[Collected data]
================
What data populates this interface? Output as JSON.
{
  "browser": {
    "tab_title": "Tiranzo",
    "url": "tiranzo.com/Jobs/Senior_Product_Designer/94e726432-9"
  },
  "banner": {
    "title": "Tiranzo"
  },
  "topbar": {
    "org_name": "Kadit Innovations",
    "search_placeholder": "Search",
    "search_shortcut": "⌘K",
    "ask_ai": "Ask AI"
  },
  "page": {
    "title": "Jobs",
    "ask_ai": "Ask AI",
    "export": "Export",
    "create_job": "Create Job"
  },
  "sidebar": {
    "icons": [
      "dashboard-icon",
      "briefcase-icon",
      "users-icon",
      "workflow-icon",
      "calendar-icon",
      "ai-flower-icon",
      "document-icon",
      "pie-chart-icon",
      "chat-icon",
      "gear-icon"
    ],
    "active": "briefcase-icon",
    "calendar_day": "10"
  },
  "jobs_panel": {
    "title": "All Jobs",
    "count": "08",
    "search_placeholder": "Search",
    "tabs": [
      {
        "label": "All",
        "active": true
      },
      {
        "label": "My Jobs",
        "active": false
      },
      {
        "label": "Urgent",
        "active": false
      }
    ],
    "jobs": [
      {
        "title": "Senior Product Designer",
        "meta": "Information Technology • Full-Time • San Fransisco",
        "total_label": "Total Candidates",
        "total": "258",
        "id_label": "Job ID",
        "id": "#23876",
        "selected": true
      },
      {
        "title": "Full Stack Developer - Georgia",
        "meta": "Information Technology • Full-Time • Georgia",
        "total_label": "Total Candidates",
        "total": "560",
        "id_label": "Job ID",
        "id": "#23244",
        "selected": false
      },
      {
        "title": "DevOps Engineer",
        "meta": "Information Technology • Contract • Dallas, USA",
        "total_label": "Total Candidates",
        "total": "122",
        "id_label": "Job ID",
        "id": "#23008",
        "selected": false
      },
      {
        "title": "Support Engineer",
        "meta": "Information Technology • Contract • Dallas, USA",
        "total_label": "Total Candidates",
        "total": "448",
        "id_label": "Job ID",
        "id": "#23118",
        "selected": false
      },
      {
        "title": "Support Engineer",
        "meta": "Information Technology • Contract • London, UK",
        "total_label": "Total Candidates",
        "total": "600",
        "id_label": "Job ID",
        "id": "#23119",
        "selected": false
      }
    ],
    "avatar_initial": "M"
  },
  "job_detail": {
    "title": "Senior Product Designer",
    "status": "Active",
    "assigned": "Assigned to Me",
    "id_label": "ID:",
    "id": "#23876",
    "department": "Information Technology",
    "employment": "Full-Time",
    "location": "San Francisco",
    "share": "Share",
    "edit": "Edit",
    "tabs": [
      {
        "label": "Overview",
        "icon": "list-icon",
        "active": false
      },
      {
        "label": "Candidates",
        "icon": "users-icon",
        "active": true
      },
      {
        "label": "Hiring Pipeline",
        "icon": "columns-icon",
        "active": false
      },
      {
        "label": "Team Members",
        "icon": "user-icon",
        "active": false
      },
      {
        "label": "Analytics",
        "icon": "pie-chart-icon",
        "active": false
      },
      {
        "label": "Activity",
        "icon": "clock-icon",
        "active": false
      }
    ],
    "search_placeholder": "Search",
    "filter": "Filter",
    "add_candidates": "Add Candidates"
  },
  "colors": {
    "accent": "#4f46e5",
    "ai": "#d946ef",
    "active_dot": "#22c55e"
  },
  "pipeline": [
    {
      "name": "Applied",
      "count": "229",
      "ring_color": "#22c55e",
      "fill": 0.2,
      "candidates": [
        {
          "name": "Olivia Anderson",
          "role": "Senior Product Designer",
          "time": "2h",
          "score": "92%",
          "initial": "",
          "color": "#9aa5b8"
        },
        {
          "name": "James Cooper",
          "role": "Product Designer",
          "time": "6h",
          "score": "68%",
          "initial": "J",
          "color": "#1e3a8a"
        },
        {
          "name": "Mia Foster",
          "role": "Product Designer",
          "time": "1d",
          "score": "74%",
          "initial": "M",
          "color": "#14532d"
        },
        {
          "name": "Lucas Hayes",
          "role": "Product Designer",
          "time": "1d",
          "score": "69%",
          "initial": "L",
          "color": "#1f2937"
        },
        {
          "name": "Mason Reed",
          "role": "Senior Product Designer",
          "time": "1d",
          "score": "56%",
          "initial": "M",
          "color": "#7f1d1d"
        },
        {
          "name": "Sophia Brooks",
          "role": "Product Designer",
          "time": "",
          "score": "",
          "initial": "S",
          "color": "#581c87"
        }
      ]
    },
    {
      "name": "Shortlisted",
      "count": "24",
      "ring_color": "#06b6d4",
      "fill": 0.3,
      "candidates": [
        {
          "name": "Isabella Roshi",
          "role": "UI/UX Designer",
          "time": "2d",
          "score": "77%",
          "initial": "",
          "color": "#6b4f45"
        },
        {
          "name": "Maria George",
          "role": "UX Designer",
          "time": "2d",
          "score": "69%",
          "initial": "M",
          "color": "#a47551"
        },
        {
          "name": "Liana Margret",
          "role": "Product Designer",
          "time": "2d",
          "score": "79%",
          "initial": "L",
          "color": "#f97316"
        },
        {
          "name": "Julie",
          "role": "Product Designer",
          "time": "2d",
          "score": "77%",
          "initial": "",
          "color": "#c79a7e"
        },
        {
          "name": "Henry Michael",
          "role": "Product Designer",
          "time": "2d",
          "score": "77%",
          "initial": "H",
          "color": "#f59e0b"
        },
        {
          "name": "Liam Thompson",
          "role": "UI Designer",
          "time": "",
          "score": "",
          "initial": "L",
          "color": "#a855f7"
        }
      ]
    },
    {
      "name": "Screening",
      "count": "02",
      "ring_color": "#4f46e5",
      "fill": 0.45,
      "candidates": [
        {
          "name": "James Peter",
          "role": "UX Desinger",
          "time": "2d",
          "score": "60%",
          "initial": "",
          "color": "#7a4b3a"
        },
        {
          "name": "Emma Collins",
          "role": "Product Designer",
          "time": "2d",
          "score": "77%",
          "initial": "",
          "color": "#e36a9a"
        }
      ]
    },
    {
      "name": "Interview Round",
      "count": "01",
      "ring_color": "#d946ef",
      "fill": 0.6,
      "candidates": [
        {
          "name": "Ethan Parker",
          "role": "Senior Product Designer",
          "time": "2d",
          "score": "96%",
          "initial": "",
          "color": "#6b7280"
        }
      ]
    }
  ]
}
================
### What to produce:
Write out the data again, exactly and in full.

### Finished exercise:
What data populates this interface? Output as JSON.
{
  "browser": {
    "tab_title": "Tiranzo",
    "url": "tiranzo.com/Jobs/Senior_Product_Designer/94e726432-9"
  },
  "banner": {
    "title": "Tiranzo"
  },
  "topbar": {
    "org_name": "Kadit Innovations",
    "search_placeholder": "Search",
    "search_shortcut": "⌘K",
    "ask_ai": "Ask AI"
  },
  "page": {
    "title": "Jobs",
    "ask_ai": "Ask AI",
    "export": "Export",
    "create_job": "Create Job"
  },
  "sidebar": {
    "icons": [
      "dashboard-icon",
      "briefcase-icon",
      "users-icon",
      "workflow-icon",
      "calendar-icon",
      "ai-flower-icon",
      "document-icon",
      "pie-chart-icon",
      "chat-icon",
      "gear-icon"
    ],
    "active": "briefcase-icon",
    "calendar_day": "10"
  },
  "jobs_panel": {
    "title": "All Jobs",
    "count": "08",
    "search_placeholder": "Search",
    "tabs": [
      {
        "label": "All",
        "active": true
      },
      {
        "label": "My Jobs",
        "active": false
      },
      {
        "label": "Urgent",
        "active": false
      }
    ],
    "jobs": [
      {
        "title": "Senior Product Designer",
        "meta": "Information Technology • Full-Time • San Fransisco",
        "total_label": "Total Candidates",
        "total": "258",
        "id_label": "Job ID",
        "id": "#23876",
        "selected": true
      },
      {
        "title": "Full Stack Developer - Georgia",
        "meta": "Information Technology • Full-Time • Georgia",
        "total_label": "Total Candidates",
        "total": "560",
        "id_label": "Job ID",
        "id": "#23244",
        "selected": false
      },
      {
        "title": "DevOps Engineer",
        "meta": "Information Technology • Contract • Dallas, USA",
        "total_label": "Total Candidates",
        "total": "122",
        "id_label": "Job ID",
        "id": "#23008",
        "selected": false
      },
      {
        "title": "Support Engineer",
        "meta": "Information Technology • Contract • Dallas, USA",
        "total_label": "Total Candidates",
        "total": "448",
        "id_label": "Job ID",
        "id": "#23118",
        "selected": false
      },
      {
        "title": "Support Engineer",
        "meta": "Information Technology • Contract • London, UK",
        "total_label": "Total Candidates",
        "total": "600",
        "id_label": "Job ID",
        "id": "#23119",
        "selected": false
      }
    ],
    "avatar_initial": "M"
  },
  "job_detail": {
    "title": "Senior Product Designer",
    "status": "Active",
    "assigned": "Assigned to Me",
    "id_label": "ID:",
    "id": "#23876",
    "department": "Information Technology",
    "employment": "Full-Time",
    "location": "San Francisco",
    "share": "Share",
    "edit": "Edit",
    "tabs": [
      {
        "label": "Overview",
        "icon": "list-icon",
        "active": false
      },
      {
        "label": "Candidates",
        "icon": "users-icon",
        "active": true
      },
      {
        "label": "Hiring Pipeline",
        "icon": "columns-icon",
        "active": false
      },
      {
        "label": "Team Members",
        "icon": "user-icon",
        "active": false
      },
      {
        "label": "Analytics",
        "icon": "pie-chart-icon",
        "active": false
      },
      {
        "label": "Activity",
        "icon": "clock-icon",
        "active": false
      }
    ],
    "search_placeholder": "Search",
    "filter": "Filter",
    "add_candidates": "Add Candidates"
  },
  "colors": {
    "accent": "#4f46e5",
    "ai": "#d946ef",
    "active_dot": "#22c55e"
  },
  "pipeline": [
    {
      "name": "Applied",
      "count": "229",
      "ring_color": "#22c55e",
      "fill": 0.2,
      "candidates": [
        {
          "name": "Olivia Anderson",
          "role": "Senior Product Designer",
          "time": "2h",
          "score": "92%",
          "initial": "",
          "color": "#9aa5b8"
        },
        {
          "name": "James Cooper",
          "role": "Product Designer",
          "time": "6h",
          "score": "68%",
          "initial": "J",
          "color": "#1e3a8a"
        },
        {
          "name": "Mia Foster",
          "role": "Product Designer",
          "time": "1d",
          "score": "74%",
          "initial": "M",
          "color": "#14532d"
        },
        {
          "name": "Lucas Hayes",
          "role": "Product Designer",
          "time": "1d",
          "score": "69%",
          "initial": "L",
          "color": "#1f2937"
        },
        {
          "name": "Mason Reed",
          "role": "Senior Product Designer",
          "time": "1d",
          "score": "56%",
          "initial": "M",
          "color": "#7f1d1d"
        },
        {
          "name": "Sophia Brooks",
          "role": "Product Designer",
          "time": "",
          "score": "",
          "initial": "S",
          "color": "#581c87"
        }
      ]
    },
    {
      "name": "Shortlisted",
      "count": "24",
      "ring_color": "#06b6d4",
      "fill": 0.3,
      "candidates": [
        {
          "name": "Isabella Roshi",
          "role": "UI/UX Designer",
          "time": "2d",
          "score": "77%",
          "initial": "",
          "color": "#6b4f45"
        },
        {
          "name": "Maria George",
          "role": "UX Designer",
          "time": "2d",
          "score": "69%",
          "initial": "M",
          "color": "#a47551"
        },
        {
          "name": "Liana Margret",
          "role": "Product Designer",
          "time": "2d",
          "score": "79%",
          "initial": "L",
          "color": "#f97316"
        },
        {
          "name": "Julie",
          "role": "Product Designer",
          "time": "2d",
          "score": "77%",
          "initial": "",
          "color": "#c79a7e"
        },
        {
          "name": "Henry Michael",
          "role": "Product Designer",
          "time": "2d",
          "score": "77%",
          "initial": "H",
          "color": "#f59e0b"
        },
        {
          "name": "Liam Thompson",
          "role": "UI Designer",
          "time": "",
          "score": "",
          "initial": "L",
          "color": "#a855f7"
        }
      ]
    },
    {
      "name": "Screening",
      "count": "02",
      "ring_color": "#4f46e5",
      "fill": 0.45,
      "candidates": [
        {
          "name": "James Peter",
          "role": "UX Desinger",
          "time": "2d",
          "score": "60%",
          "initial": "",
          "color": "#7a4b3a"
        },
        {
          "name": "Emma Collins",
          "role": "Product Designer",
          "time": "2d",
          "score": "77%",
          "initial": "",
          "color": "#e36a9a"
        }
      ]
    },
    {
      "name": "Interview Round",
      "count": "01",
      "ring_color": "#d946ef",
      "fill": 0.6,
      "candidates": [
        {
          "name": "Ethan Parker",
          "role": "Senior Product Designer",
          "time": "2d",
          "score": "96%",
          "initial": "",
          "color": "#6b7280"
        }
      ]
    }
  ]
}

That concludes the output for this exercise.